Copy out all lines that hold "this".

══════════

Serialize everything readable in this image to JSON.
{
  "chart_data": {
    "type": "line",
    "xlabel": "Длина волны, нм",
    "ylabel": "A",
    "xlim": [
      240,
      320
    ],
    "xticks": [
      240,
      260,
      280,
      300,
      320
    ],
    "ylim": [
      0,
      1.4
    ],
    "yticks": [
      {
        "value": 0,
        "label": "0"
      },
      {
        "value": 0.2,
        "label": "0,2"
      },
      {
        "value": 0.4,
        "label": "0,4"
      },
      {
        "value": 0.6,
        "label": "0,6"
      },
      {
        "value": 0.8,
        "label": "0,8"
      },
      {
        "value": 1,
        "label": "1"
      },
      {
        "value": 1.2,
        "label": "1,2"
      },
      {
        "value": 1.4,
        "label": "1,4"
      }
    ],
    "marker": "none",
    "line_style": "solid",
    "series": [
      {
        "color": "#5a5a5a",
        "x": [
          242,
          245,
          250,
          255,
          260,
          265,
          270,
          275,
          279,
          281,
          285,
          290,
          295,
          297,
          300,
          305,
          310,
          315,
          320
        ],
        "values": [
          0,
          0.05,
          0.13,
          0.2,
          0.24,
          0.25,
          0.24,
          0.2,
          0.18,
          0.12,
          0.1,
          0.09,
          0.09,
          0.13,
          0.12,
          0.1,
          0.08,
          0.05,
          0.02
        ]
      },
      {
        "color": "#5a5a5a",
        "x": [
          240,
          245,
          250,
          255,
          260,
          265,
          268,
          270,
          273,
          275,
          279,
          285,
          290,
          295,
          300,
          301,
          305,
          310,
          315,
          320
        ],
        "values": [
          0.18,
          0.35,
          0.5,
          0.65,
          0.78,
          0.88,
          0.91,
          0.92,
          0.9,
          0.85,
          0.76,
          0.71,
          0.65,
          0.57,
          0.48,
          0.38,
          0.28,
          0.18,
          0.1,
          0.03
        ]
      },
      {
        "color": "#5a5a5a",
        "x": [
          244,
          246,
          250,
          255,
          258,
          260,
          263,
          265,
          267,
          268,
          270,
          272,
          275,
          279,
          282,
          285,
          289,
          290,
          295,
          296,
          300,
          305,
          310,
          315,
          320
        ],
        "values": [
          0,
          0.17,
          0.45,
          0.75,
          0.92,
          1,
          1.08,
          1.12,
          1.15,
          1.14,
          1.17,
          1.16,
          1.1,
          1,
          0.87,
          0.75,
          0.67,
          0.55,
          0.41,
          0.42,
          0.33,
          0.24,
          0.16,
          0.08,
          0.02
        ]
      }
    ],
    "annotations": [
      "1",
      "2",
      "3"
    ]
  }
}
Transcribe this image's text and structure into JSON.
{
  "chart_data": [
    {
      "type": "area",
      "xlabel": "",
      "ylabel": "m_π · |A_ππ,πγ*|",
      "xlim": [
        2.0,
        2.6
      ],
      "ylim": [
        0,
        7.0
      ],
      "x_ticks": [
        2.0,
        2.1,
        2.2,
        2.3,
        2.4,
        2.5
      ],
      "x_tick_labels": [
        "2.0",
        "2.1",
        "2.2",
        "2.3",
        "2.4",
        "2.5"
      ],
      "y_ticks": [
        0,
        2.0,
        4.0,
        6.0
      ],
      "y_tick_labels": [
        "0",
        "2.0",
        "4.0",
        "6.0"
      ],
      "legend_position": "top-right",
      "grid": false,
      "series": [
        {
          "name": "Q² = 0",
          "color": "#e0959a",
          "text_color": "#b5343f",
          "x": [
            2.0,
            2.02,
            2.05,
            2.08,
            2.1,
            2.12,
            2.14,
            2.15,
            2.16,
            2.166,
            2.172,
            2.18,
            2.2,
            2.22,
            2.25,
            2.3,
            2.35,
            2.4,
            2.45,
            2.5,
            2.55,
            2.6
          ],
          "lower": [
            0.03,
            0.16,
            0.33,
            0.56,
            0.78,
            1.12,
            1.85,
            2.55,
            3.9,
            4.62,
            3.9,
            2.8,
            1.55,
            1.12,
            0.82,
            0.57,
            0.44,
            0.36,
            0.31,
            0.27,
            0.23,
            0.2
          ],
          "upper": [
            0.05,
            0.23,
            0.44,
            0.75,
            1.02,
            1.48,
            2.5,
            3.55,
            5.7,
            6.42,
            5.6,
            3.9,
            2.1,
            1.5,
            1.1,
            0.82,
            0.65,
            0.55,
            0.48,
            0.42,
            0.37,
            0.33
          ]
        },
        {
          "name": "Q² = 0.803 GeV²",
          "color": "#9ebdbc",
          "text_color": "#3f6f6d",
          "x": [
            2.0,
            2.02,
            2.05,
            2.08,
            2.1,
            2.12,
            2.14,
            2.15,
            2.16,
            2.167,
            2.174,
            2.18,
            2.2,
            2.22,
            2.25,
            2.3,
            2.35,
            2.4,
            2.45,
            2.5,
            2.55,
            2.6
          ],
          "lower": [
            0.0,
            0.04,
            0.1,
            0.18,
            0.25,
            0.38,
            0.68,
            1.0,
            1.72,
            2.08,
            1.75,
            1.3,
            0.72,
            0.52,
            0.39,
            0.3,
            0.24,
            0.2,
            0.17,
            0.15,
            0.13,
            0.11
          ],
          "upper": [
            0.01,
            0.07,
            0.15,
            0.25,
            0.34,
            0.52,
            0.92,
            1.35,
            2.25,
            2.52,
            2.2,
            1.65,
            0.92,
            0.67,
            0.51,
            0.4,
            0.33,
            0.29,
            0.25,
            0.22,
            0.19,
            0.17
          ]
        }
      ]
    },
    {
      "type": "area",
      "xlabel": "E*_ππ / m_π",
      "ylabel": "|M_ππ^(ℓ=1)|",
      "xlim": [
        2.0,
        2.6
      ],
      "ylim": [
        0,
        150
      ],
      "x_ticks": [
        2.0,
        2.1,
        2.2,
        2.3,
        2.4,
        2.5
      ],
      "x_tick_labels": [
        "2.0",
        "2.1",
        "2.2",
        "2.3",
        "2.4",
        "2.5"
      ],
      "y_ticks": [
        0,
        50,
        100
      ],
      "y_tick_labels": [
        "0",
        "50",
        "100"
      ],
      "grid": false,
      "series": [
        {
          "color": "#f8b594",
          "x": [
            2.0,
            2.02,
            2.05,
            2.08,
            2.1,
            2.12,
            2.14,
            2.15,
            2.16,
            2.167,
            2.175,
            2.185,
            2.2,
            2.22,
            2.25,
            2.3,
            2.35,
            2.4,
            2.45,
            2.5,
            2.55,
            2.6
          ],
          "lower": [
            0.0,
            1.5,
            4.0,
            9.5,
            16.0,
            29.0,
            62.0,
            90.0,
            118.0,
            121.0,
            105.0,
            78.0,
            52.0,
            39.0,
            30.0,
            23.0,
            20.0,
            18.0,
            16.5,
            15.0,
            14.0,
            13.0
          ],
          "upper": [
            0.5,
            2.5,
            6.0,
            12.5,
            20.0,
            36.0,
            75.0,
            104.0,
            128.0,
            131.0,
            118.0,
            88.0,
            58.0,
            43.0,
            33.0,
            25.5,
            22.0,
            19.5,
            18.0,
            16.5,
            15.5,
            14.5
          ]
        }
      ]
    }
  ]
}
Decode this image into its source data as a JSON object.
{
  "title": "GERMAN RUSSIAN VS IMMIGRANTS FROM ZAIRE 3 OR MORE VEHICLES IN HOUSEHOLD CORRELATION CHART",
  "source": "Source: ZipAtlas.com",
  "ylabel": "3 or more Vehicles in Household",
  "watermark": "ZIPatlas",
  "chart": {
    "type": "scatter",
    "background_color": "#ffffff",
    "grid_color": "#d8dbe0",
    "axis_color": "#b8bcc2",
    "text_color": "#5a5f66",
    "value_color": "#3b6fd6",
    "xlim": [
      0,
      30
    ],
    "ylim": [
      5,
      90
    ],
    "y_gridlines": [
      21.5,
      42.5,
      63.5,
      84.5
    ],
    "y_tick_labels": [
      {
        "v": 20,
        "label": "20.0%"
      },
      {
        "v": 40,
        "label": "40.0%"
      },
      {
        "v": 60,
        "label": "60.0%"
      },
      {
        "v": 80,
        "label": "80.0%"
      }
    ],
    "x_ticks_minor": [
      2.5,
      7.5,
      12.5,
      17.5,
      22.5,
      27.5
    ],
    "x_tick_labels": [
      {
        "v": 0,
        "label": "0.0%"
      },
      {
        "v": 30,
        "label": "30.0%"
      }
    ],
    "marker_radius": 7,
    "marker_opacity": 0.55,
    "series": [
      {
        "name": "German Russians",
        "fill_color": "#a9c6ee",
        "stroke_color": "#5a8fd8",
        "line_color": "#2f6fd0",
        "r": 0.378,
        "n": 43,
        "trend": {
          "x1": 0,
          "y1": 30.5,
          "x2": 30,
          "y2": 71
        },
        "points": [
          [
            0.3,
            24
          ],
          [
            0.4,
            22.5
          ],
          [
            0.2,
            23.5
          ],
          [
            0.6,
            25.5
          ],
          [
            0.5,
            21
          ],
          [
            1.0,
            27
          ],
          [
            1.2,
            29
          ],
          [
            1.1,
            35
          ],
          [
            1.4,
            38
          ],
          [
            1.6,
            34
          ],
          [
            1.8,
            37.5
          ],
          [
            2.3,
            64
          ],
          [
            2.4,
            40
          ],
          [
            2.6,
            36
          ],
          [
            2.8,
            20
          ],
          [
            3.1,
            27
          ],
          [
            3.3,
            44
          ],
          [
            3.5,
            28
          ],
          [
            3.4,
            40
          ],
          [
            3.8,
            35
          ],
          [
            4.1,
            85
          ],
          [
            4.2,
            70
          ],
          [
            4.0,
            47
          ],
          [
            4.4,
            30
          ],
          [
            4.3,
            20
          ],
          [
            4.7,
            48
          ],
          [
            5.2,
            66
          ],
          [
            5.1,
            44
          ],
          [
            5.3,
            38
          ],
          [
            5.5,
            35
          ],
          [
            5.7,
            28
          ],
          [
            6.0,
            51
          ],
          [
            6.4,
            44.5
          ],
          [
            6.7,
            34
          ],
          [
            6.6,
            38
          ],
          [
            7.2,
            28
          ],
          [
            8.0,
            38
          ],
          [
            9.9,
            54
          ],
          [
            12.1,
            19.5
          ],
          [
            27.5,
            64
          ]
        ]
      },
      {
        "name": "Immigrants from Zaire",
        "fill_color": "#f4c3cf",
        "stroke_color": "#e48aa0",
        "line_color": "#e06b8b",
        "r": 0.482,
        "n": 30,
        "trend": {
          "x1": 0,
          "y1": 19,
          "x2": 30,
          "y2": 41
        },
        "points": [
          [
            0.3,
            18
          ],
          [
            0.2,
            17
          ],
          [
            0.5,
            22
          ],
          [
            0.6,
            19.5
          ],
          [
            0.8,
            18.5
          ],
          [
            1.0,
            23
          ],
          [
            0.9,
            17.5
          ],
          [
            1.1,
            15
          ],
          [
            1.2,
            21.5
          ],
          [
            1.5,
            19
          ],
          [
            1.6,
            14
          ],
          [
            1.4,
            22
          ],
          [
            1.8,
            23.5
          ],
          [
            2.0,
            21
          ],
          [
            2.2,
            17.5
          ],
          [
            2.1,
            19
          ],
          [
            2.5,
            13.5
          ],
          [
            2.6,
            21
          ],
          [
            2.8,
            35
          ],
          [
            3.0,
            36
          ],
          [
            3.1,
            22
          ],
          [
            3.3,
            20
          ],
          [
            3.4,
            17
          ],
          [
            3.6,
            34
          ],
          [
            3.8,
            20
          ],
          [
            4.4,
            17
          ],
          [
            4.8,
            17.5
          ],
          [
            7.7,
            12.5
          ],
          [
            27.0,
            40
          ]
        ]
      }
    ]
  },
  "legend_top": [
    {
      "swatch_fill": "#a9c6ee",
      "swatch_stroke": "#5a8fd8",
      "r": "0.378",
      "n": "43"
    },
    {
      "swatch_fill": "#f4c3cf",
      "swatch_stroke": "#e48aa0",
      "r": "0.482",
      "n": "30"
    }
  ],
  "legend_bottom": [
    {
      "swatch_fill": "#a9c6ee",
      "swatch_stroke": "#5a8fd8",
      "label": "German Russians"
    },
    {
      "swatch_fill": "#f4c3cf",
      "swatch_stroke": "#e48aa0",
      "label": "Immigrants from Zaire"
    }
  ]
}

══════════

• [Exercise answer]
Serialize everything readable in this image to JSON.
Transcribe this image's text and structure into JSON.
Decode this image into its source data as a JSON object.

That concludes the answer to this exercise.